Data in this exercise:
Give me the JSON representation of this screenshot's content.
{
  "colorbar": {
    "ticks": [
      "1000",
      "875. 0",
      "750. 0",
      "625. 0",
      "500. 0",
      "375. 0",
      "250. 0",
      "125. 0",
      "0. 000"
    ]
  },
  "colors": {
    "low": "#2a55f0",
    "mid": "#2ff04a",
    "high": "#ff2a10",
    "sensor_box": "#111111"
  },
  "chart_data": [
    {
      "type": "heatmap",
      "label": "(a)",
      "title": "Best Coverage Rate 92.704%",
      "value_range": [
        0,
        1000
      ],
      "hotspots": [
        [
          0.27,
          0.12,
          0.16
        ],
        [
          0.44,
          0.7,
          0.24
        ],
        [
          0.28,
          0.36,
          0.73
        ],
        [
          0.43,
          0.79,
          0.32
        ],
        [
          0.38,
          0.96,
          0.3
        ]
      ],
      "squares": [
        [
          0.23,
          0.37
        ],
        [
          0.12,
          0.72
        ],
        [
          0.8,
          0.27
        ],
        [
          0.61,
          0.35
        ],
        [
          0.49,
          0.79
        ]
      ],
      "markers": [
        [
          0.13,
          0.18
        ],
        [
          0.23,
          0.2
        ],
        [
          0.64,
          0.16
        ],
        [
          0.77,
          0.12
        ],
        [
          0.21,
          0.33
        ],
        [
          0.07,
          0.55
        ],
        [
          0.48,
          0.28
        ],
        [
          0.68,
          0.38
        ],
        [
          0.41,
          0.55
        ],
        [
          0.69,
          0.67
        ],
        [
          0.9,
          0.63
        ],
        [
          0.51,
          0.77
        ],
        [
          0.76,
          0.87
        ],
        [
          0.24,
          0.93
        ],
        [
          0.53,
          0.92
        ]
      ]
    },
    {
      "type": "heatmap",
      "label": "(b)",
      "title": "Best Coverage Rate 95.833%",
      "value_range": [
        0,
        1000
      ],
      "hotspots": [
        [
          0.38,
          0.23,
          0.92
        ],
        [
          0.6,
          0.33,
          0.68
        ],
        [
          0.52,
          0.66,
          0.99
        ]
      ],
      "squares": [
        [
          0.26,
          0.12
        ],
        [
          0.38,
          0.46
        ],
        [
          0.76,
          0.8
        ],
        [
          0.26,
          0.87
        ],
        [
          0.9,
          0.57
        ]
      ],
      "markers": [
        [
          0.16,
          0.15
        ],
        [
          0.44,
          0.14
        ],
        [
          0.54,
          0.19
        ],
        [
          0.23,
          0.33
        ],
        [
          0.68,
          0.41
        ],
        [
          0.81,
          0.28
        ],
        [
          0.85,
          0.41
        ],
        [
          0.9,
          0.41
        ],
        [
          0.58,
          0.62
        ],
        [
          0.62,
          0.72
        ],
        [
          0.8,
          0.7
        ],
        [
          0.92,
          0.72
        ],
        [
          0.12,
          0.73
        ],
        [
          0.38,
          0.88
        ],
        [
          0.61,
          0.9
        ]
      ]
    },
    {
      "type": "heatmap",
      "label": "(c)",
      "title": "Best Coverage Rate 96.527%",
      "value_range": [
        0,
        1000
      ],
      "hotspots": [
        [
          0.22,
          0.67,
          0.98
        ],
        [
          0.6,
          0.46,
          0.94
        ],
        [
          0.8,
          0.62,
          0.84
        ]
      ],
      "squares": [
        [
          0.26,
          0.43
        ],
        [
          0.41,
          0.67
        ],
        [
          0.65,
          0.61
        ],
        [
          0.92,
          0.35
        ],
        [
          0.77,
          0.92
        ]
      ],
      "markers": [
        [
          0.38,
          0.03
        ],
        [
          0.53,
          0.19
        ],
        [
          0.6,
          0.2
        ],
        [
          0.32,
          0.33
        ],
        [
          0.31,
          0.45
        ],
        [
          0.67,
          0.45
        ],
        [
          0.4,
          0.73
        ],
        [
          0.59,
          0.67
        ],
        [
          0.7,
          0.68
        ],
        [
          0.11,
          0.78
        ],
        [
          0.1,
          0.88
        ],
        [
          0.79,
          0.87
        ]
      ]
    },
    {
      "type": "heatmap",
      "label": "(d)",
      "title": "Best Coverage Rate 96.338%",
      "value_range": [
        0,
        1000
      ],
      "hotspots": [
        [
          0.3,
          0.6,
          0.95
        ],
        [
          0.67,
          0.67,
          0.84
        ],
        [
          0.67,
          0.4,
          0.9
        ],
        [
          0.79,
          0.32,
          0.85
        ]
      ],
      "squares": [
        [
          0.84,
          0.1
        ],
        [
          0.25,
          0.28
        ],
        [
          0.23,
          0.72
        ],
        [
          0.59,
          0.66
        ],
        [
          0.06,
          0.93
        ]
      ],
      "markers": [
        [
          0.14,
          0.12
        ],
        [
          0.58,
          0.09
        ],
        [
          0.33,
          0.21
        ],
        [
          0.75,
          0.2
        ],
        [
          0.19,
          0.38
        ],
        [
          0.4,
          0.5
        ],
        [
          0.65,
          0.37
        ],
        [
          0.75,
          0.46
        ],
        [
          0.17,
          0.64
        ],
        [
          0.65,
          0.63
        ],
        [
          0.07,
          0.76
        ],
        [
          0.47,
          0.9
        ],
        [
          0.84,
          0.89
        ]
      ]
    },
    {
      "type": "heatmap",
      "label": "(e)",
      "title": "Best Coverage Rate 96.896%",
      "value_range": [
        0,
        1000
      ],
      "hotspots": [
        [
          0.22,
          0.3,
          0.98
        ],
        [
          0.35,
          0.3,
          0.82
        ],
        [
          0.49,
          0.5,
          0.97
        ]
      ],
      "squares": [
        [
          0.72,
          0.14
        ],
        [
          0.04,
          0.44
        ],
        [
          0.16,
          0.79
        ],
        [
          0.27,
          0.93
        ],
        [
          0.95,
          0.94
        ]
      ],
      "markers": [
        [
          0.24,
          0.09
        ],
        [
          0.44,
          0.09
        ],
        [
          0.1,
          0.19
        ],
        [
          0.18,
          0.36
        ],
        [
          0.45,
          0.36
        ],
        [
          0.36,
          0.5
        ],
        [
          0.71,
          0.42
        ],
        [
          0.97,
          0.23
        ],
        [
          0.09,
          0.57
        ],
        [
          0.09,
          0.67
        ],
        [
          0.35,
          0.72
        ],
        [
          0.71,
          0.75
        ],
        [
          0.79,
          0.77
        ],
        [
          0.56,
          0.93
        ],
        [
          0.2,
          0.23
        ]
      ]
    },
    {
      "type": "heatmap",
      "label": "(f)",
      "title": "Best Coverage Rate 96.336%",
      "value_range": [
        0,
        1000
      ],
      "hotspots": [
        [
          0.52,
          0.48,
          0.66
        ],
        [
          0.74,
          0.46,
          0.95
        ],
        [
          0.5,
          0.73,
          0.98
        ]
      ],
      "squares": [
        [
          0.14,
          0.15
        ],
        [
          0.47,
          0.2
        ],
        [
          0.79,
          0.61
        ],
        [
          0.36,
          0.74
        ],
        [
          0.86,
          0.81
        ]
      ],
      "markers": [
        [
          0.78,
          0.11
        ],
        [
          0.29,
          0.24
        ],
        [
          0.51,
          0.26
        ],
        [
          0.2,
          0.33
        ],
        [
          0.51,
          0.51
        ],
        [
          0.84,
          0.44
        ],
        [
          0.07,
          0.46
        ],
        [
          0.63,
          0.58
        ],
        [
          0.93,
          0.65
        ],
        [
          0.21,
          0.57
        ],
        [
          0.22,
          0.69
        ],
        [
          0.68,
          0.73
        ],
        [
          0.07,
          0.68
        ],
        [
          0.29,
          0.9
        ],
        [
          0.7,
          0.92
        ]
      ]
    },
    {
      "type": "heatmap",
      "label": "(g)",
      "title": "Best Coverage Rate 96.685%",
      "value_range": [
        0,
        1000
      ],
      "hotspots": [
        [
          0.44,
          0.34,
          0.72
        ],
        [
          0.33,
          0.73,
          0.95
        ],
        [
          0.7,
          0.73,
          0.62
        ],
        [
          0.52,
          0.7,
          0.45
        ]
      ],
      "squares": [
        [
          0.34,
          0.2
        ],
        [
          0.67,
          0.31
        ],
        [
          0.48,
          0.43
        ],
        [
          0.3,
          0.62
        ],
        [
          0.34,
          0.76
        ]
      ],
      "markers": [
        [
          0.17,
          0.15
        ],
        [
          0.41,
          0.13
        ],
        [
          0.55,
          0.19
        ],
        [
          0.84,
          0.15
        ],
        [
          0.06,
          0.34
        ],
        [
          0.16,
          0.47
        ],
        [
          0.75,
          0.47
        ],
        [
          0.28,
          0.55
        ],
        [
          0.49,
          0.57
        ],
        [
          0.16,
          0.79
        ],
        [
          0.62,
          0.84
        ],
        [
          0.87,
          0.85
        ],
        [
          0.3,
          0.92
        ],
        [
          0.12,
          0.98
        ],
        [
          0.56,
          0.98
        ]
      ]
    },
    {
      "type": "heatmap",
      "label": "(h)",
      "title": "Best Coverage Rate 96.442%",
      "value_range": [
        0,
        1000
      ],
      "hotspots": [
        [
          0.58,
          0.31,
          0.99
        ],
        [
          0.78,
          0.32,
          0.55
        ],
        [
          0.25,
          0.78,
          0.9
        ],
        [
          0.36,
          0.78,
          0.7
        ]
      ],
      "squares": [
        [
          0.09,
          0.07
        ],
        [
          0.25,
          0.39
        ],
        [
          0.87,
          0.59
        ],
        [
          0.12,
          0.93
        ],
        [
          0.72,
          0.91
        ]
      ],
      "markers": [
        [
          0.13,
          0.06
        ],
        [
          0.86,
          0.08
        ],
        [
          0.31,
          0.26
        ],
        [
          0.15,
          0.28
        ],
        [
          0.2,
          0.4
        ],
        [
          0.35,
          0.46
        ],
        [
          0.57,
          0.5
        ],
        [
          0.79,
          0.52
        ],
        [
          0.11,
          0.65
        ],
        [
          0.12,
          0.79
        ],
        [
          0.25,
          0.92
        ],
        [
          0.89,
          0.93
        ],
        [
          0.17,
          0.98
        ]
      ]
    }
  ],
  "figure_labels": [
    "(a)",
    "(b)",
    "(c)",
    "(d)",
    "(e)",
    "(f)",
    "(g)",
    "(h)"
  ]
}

---

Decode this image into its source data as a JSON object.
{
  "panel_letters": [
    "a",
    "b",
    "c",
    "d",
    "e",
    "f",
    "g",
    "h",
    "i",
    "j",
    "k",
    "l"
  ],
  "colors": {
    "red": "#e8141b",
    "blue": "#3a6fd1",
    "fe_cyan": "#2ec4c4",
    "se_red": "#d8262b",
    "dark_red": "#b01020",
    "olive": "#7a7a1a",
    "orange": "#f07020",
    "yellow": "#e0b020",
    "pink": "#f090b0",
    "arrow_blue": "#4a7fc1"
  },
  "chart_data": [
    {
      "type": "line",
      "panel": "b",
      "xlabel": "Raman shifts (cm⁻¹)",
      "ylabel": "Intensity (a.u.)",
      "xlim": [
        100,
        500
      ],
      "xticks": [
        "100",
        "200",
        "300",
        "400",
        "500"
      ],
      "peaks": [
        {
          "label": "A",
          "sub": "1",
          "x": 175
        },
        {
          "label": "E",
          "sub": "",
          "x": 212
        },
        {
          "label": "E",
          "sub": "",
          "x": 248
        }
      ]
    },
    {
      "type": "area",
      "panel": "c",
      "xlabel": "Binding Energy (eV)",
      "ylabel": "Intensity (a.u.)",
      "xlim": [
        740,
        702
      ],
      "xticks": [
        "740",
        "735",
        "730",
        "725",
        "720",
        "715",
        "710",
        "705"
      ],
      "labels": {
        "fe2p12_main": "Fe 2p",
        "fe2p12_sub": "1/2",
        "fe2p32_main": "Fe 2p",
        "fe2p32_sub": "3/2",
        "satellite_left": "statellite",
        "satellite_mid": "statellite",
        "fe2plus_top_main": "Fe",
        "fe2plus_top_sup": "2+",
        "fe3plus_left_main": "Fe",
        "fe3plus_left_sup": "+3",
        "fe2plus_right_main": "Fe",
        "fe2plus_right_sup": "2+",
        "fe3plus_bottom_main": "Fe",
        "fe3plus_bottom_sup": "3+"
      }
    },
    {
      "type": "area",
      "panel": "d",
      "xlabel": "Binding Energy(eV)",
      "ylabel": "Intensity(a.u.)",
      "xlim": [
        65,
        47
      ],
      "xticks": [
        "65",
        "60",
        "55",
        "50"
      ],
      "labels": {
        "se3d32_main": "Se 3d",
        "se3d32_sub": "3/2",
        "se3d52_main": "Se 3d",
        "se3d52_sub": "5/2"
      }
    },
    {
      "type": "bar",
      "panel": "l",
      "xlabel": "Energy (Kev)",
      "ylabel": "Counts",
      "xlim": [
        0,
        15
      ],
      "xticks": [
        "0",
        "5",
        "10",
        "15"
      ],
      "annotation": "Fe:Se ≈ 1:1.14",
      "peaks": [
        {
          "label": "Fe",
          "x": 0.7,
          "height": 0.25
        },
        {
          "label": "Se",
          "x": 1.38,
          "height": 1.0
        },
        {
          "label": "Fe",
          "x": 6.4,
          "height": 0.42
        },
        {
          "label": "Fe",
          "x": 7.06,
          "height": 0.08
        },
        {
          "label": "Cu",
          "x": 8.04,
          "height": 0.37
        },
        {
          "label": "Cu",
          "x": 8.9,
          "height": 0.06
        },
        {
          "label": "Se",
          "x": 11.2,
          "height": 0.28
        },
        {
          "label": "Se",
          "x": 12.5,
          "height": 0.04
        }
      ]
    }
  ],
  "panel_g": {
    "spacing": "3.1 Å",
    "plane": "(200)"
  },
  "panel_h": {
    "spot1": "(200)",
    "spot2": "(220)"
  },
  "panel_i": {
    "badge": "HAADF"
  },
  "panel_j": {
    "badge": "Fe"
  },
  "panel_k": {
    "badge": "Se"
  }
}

---

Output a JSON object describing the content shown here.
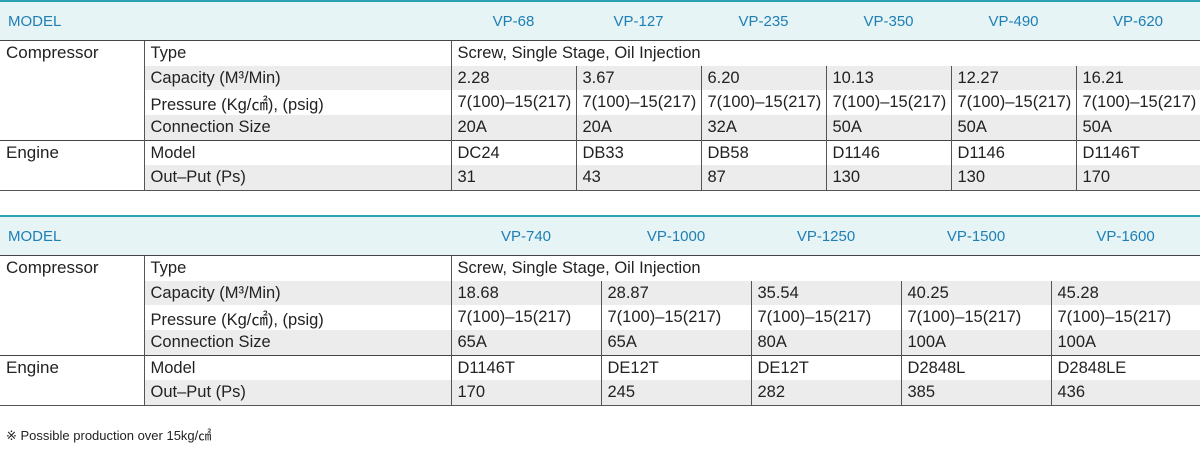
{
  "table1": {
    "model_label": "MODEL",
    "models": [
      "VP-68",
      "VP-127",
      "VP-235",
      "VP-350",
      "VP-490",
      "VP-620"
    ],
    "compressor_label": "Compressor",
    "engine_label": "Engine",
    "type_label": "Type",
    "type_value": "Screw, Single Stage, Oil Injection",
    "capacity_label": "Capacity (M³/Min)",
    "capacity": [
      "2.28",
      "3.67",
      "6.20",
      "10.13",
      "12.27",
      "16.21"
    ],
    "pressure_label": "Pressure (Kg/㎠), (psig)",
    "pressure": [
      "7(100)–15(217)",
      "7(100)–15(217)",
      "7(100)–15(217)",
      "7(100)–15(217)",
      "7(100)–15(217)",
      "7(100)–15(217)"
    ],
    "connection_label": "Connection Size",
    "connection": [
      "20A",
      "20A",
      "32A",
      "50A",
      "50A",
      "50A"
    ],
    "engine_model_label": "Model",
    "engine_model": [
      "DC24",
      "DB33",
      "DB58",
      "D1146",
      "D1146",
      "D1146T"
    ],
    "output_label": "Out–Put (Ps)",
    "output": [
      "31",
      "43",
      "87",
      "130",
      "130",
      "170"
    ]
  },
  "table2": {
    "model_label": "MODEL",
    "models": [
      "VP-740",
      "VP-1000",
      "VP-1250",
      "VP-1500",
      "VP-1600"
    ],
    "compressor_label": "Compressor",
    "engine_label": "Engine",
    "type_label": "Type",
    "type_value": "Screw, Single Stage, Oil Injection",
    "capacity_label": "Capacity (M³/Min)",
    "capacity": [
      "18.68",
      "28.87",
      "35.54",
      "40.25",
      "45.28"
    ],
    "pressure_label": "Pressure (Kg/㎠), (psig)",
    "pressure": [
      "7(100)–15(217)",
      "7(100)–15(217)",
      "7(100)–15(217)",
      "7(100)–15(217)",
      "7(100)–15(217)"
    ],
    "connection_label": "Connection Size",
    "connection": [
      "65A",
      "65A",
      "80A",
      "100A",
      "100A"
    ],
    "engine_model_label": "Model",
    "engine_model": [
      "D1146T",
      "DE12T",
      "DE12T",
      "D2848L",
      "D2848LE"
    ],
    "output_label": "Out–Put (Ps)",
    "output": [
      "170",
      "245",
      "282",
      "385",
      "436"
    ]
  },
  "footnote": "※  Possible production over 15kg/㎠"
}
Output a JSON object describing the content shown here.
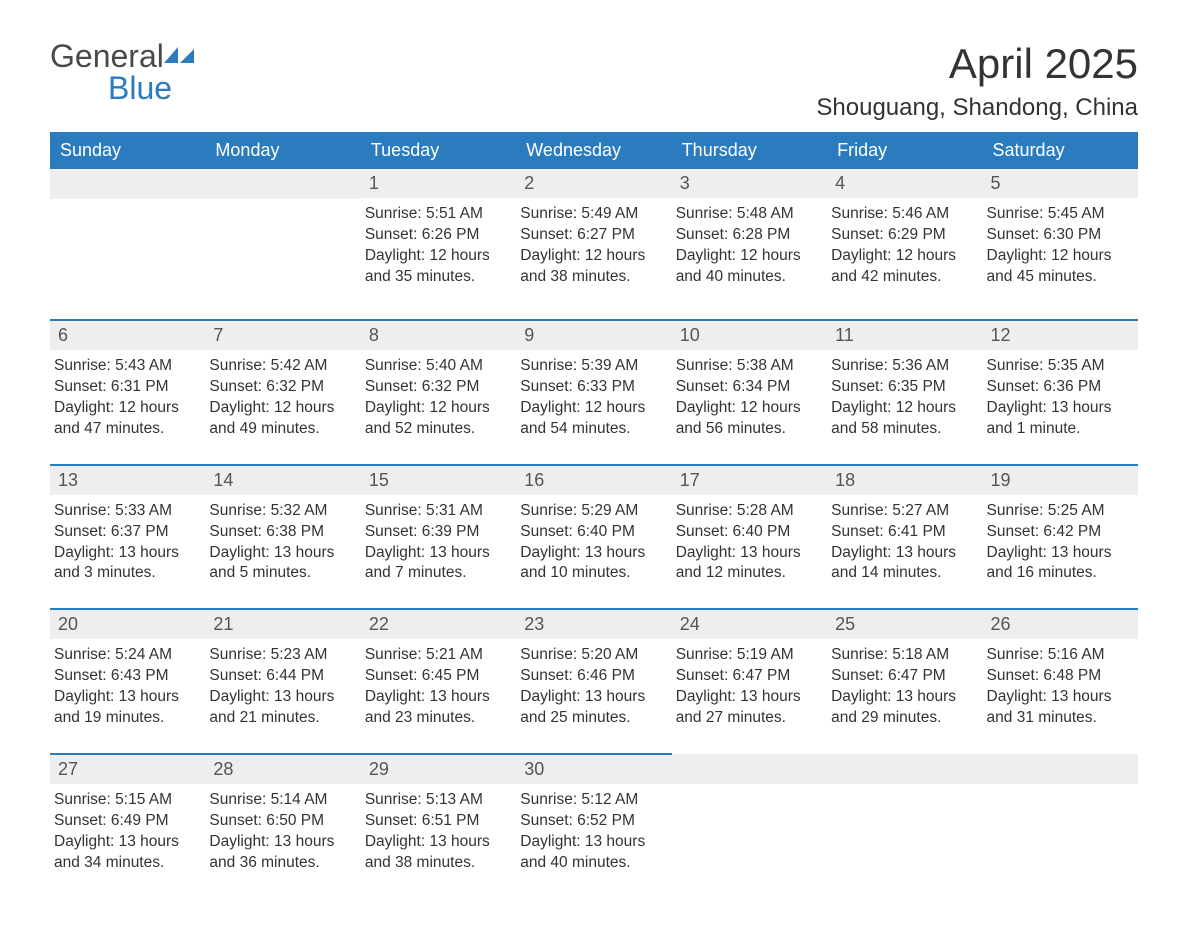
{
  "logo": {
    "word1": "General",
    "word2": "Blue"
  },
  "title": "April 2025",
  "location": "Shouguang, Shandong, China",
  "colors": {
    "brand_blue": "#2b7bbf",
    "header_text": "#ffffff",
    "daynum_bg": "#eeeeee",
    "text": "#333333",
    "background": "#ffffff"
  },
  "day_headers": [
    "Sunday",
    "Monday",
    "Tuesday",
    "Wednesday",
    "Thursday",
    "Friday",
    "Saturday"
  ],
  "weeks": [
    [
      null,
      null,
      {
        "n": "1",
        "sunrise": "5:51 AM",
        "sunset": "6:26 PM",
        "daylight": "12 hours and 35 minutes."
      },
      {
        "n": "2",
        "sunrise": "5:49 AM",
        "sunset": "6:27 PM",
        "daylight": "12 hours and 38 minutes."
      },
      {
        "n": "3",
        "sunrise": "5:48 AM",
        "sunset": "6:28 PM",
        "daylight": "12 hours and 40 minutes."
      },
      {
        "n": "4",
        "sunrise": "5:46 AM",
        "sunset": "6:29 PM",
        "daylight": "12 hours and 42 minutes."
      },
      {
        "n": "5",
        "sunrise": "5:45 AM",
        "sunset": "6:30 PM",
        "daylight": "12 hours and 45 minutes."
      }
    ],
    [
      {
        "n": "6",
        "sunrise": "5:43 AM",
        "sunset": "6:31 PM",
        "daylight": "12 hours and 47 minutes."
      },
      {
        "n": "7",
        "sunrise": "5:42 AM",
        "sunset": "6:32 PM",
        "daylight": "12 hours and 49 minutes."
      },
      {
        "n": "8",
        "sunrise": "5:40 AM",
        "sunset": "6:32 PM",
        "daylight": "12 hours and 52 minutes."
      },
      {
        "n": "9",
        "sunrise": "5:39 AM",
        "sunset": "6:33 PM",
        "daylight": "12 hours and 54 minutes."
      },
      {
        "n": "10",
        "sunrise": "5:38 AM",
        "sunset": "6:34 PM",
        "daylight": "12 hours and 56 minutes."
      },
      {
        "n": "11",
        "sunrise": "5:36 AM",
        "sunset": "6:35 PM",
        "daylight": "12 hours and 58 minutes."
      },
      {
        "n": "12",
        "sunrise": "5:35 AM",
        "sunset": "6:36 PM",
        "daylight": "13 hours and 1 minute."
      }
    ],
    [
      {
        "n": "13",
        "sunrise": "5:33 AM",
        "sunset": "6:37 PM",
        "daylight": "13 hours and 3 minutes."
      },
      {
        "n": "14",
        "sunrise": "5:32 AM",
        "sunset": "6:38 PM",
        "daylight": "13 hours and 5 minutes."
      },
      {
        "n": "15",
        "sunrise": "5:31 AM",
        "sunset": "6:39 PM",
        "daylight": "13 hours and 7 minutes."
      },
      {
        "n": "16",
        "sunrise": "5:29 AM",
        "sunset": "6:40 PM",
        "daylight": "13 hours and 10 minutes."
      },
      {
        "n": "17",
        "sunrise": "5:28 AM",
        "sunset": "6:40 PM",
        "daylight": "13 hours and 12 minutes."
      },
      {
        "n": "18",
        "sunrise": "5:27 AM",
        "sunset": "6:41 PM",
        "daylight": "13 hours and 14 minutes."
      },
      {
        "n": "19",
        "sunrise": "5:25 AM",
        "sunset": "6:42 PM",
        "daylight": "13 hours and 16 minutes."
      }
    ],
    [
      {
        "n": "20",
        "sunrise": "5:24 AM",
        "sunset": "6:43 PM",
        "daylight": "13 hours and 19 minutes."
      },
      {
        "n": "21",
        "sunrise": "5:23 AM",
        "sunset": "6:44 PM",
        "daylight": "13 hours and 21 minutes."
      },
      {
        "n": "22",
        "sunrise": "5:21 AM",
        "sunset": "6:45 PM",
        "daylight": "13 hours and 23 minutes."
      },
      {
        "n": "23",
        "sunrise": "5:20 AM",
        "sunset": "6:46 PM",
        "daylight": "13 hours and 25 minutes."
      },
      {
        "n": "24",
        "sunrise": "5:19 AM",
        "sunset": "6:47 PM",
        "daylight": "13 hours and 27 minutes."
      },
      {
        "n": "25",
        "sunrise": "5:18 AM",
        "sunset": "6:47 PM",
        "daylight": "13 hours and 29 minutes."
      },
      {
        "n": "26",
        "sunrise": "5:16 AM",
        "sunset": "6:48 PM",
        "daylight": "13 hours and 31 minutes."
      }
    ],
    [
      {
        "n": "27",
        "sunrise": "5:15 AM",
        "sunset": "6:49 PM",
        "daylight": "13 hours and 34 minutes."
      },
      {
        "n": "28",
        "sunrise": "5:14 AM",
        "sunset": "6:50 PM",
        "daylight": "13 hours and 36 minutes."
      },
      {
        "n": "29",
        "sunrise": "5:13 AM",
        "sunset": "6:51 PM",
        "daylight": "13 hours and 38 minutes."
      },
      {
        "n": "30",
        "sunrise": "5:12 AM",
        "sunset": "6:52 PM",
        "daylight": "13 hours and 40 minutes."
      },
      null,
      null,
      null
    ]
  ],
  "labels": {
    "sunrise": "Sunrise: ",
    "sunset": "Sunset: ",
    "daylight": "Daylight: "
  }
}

Exercise prompt: List each line of the entries that holds the string "JSON".

Task answer:
Give me the JSON representation of this screenshot's content.
Decode this image into its source data as a JSON object.
Output a JSON object describing the content shown here.
Output a JSON object describing the content shown here.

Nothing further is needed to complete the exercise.